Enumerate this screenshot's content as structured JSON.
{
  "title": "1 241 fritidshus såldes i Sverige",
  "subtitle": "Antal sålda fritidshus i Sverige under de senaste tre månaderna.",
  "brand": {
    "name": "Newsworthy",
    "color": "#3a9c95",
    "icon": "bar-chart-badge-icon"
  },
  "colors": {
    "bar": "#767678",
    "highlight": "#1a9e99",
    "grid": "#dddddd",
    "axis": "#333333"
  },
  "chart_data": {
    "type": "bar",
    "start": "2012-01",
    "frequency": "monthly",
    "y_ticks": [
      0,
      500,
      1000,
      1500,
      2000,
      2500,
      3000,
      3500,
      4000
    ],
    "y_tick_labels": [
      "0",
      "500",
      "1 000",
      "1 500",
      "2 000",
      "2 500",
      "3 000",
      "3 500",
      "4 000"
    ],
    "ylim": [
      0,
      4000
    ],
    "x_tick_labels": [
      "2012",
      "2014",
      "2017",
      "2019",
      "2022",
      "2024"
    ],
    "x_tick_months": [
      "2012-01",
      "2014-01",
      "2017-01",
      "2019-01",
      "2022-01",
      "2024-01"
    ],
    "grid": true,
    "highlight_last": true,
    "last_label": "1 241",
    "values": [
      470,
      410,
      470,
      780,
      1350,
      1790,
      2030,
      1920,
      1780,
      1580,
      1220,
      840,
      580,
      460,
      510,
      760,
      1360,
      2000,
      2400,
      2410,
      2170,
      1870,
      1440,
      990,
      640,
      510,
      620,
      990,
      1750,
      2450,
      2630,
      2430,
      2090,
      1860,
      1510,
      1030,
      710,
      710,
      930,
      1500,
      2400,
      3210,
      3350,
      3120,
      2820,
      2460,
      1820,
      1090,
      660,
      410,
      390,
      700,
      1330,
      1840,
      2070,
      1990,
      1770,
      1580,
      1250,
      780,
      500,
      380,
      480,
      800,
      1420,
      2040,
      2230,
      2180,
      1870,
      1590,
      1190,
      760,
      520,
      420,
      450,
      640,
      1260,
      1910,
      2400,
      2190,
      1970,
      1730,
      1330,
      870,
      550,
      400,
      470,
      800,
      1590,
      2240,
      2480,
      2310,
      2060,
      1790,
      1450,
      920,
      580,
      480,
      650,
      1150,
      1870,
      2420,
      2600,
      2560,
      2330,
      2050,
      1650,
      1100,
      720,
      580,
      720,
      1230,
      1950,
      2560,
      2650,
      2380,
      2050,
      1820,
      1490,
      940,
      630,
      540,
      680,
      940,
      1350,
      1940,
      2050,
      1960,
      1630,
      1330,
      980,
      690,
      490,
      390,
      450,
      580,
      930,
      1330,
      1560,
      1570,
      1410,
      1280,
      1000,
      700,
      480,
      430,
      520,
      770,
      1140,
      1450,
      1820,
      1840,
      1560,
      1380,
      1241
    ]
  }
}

■ THE TASK ■
Please repeat the listing above in full and exactly.

■ FULL OUTPUT ■
Enumerate this screenshot's content as structured JSON.
{
  "title": "1 241 fritidshus såldes i Sverige",
  "subtitle": "Antal sålda fritidshus i Sverige under de senaste tre månaderna.",
  "brand": {
    "name": "Newsworthy",
    "color": "#3a9c95",
    "icon": "bar-chart-badge-icon"
  },
  "colors": {
    "bar": "#767678",
    "highlight": "#1a9e99",
    "grid": "#dddddd",
    "axis": "#333333"
  },
  "chart_data": {
    "type": "bar",
    "start": "2012-01",
    "frequency": "monthly",
    "y_ticks": [
      0,
      500,
      1000,
      1500,
      2000,
      2500,
      3000,
      3500,
      4000
    ],
    "y_tick_labels": [
      "0",
      "500",
      "1 000",
      "1 500",
      "2 000",
      "2 500",
      "3 000",
      "3 500",
      "4 000"
    ],
    "ylim": [
      0,
      4000
    ],
    "x_tick_labels": [
      "2012",
      "2014",
      "2017",
      "2019",
      "2022",
      "2024"
    ],
    "x_tick_months": [
      "2012-01",
      "2014-01",
      "2017-01",
      "2019-01",
      "2022-01",
      "2024-01"
    ],
    "grid": true,
    "highlight_last": true,
    "last_label": "1 241",
    "values": [
      470,
      410,
      470,
      780,
      1350,
      1790,
      2030,
      1920,
      1780,
      1580,
      1220,
      840,
      580,
      460,
      510,
      760,
      1360,
      2000,
      2400,
      2410,
      2170,
      1870,
      1440,
      990,
      640,
      510,
      620,
      990,
      1750,
      2450,
      2630,
      2430,
      2090,
      1860,
      1510,
      1030,
      710,
      710,
      930,
      1500,
      2400,
      3210,
      3350,
      3120,
      2820,
      2460,
      1820,
      1090,
      660,
      410,
      390,
      700,
      1330,
      1840,
      2070,
      1990,
      1770,
      1580,
      1250,
      780,
      500,
      380,
      480,
      800,
      1420,
      2040,
      2230,
      2180,
      1870,
      1590,
      1190,
      760,
      520,
      420,
      450,
      640,
      1260,
      1910,
      2400,
      2190,
      1970,
      1730,
      1330,
      870,
      550,
      400,
      470,
      800,
      1590,
      2240,
      2480,
      2310,
      2060,
      1790,
      1450,
      920,
      580,
      480,
      650,
      1150,
      1870,
      2420,
      2600,
      2560,
      2330,
      2050,
      1650,
      1100,
      720,
      580,
      720,
      1230,
      1950,
      2560,
      2650,
      2380,
      2050,
      1820,
      1490,
      940,
      630,
      540,
      680,
      940,
      1350,
      1940,
      2050,
      1960,
      1630,
      1330,
      980,
      690,
      490,
      390,
      450,
      580,
      930,
      1330,
      1560,
      1570,
      1410,
      1280,
      1000,
      700,
      480,
      430,
      520,
      770,
      1140,
      1450,
      1820,
      1840,
      1560,
      1380,
      1241
    ]
  }
}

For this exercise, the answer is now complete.